The data start
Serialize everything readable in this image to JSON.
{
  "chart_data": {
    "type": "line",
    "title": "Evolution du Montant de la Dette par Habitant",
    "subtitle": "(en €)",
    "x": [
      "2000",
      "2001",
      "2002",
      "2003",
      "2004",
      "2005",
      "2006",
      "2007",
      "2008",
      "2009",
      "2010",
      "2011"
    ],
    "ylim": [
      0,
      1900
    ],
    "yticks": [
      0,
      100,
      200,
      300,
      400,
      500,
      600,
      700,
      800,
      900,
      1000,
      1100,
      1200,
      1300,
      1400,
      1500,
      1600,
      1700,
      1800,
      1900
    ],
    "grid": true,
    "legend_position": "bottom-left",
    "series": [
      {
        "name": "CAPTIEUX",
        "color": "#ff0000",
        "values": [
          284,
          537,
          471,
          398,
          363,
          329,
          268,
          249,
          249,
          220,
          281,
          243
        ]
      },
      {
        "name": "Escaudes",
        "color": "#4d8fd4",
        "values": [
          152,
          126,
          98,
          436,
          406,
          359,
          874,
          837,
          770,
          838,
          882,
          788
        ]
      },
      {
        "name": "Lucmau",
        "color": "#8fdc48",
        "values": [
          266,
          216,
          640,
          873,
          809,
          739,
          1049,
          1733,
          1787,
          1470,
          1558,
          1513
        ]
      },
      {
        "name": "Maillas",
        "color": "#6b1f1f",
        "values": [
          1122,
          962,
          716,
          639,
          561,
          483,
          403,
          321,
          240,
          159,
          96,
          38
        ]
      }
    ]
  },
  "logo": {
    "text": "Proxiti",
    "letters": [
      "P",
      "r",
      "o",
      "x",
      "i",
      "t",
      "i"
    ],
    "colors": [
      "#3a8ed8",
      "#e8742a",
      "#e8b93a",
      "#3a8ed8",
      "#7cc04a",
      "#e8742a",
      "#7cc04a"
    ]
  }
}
The data end
▶ [Task brief]: Each entry is to be returned in full, character for character.

▶ [Answer for this exercise]:
Serialize everything readable in this image to JSON.
{
  "chart_data": {
    "type": "line",
    "title": "Evolution du Montant de la Dette par Habitant",
    "subtitle": "(en €)",
    "x": [
      "2000",
      "2001",
      "2002",
      "2003",
      "2004",
      "2005",
      "2006",
      "2007",
      "2008",
      "2009",
      "2010",
      "2011"
    ],
    "ylim": [
      0,
      1900
    ],
    "yticks": [
      0,
      100,
      200,
      300,
      400,
      500,
      600,
      700,
      800,
      900,
      1000,
      1100,
      1200,
      1300,
      1400,
      1500,
      1600,
      1700,
      1800,
      1900
    ],
    "grid": true,
    "legend_position": "bottom-left",
    "series": [
      {
        "name": "CAPTIEUX",
        "color": "#ff0000",
        "values": [
          284,
          537,
          471,
          398,
          363,
          329,
          268,
          249,
          249,
          220,
          281,
          243
        ]
      },
      {
        "name": "Escaudes",
        "color": "#4d8fd4",
        "values": [
          152,
          126,
          98,
          436,
          406,
          359,
          874,
          837,
          770,
          838,
          882,
          788
        ]
      },
      {
        "name": "Lucmau",
        "color": "#8fdc48",
        "values": [
          266,
          216,
          640,
          873,
          809,
          739,
          1049,
          1733,
          1787,
          1470,
          1558,
          1513
        ]
      },
      {
        "name": "Maillas",
        "color": "#6b1f1f",
        "values": [
          1122,
          962,
          716,
          639,
          561,
          483,
          403,
          321,
          240,
          159,
          96,
          38
        ]
      }
    ]
  },
  "logo": {
    "text": "Proxiti",
    "letters": [
      "P",
      "r",
      "o",
      "x",
      "i",
      "t",
      "i"
    ],
    "colors": [
      "#3a8ed8",
      "#e8742a",
      "#e8b93a",
      "#3a8ed8",
      "#7cc04a",
      "#e8742a",
      "#7cc04a"
    ]
  }
}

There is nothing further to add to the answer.